*WORK TO BE COMPLETED*
Filter these entries so that only lines with the word "cautious" remain.

* begin SUPPLIED DATA *

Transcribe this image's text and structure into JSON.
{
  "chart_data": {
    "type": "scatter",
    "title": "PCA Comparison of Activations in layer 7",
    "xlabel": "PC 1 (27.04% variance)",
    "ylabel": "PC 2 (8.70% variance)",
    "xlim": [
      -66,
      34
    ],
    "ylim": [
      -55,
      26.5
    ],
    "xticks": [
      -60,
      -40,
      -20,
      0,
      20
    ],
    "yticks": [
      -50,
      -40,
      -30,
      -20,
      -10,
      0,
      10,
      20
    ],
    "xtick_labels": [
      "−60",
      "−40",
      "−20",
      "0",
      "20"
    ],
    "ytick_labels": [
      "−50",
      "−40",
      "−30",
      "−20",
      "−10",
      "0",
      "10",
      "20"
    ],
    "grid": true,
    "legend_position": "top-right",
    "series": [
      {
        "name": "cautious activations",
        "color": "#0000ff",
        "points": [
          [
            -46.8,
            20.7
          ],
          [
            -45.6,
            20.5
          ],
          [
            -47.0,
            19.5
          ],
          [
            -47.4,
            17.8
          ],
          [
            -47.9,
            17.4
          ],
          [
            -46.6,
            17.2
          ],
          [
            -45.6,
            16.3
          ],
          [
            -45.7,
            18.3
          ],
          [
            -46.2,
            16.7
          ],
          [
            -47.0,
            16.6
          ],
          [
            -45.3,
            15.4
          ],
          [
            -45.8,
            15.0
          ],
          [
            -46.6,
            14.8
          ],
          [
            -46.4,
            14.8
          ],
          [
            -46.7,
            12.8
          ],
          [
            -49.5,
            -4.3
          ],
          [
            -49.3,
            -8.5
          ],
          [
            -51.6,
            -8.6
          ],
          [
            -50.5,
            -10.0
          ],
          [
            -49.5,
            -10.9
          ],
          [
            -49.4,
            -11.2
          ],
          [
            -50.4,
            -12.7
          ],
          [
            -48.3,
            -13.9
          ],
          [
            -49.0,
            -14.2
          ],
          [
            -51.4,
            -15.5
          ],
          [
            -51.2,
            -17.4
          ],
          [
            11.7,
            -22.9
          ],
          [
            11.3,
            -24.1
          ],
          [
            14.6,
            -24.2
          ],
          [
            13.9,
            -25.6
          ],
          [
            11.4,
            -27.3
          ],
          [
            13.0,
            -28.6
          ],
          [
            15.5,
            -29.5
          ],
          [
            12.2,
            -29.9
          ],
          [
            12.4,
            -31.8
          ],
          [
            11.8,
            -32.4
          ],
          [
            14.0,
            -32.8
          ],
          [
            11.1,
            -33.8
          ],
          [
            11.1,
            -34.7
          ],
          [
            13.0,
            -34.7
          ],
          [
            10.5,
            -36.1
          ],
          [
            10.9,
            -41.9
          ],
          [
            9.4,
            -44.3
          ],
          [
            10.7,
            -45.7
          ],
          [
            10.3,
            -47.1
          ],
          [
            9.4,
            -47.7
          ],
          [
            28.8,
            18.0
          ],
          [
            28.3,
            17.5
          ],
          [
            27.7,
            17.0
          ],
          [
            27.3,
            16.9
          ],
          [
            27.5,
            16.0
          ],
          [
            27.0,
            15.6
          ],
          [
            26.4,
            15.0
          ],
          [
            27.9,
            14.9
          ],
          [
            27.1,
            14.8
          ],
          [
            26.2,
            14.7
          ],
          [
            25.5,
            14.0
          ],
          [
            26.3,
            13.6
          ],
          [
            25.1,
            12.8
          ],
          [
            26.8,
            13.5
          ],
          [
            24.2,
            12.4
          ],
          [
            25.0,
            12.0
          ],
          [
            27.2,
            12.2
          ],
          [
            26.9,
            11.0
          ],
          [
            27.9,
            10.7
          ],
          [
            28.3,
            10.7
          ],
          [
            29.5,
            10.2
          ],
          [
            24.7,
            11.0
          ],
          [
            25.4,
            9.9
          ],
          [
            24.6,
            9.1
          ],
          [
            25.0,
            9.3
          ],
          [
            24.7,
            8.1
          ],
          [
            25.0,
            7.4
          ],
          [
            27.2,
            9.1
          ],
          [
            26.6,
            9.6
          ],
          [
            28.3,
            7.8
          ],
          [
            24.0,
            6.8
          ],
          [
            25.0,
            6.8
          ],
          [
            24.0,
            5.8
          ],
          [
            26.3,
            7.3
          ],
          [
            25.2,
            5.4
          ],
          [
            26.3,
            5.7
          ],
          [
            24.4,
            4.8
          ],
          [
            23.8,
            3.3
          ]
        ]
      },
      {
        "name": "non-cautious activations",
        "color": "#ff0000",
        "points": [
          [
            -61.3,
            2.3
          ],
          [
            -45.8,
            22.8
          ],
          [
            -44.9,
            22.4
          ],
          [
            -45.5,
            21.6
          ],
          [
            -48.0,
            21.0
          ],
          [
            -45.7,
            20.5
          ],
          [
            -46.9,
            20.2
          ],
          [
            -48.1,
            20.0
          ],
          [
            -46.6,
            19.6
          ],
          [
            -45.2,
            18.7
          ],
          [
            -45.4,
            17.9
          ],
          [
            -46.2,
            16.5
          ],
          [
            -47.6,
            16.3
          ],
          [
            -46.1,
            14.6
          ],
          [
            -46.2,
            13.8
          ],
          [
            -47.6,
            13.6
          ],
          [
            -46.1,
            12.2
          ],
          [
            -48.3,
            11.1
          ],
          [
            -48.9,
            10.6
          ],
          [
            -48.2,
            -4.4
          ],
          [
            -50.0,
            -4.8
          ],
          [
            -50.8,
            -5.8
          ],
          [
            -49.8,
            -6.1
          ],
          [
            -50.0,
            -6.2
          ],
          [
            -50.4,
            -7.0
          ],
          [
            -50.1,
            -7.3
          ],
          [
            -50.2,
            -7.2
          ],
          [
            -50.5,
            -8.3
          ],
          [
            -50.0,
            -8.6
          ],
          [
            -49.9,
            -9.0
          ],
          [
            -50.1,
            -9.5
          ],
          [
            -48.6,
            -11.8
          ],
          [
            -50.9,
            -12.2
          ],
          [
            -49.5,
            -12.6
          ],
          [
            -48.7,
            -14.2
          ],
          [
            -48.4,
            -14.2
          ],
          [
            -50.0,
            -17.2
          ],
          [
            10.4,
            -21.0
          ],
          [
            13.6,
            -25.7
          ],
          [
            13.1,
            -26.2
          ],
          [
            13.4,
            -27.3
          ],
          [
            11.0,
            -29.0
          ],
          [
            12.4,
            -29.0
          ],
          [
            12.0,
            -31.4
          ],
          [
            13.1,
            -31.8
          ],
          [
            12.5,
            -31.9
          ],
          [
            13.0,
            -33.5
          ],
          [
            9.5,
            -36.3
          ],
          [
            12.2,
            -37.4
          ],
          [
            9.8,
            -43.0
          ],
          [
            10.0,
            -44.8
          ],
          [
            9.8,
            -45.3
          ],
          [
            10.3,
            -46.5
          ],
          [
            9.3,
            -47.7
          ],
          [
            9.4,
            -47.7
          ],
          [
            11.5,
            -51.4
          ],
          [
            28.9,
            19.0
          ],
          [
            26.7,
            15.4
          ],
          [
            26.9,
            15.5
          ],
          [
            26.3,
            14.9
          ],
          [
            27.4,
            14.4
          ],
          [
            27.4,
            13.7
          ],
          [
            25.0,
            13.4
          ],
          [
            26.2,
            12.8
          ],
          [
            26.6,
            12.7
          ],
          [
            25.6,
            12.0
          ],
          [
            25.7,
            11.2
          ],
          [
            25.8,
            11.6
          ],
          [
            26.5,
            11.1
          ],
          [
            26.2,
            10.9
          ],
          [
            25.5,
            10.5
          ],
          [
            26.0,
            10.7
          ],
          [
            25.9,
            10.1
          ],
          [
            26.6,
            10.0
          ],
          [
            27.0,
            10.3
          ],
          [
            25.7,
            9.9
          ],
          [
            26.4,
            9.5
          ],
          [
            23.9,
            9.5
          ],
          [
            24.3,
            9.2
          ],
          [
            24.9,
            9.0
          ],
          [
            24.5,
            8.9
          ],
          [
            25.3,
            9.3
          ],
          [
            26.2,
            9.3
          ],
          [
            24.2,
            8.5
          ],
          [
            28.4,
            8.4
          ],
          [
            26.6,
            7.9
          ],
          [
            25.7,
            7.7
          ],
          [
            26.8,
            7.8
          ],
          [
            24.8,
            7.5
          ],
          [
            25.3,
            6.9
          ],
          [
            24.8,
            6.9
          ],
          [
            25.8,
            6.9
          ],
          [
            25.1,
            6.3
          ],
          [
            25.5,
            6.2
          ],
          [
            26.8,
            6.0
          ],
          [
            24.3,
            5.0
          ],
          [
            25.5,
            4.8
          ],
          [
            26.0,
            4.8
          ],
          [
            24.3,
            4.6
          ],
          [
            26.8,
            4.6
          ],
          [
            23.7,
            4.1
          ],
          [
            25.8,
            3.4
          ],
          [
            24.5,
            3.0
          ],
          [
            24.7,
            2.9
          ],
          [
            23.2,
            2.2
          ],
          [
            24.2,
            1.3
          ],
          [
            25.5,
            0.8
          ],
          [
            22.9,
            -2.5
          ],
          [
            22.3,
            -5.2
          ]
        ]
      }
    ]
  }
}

* end SUPPLIED DATA *

*ANSWER TO THE PROBLEM*
        "name": "cautious activations",
        "name": "non-cautious activations",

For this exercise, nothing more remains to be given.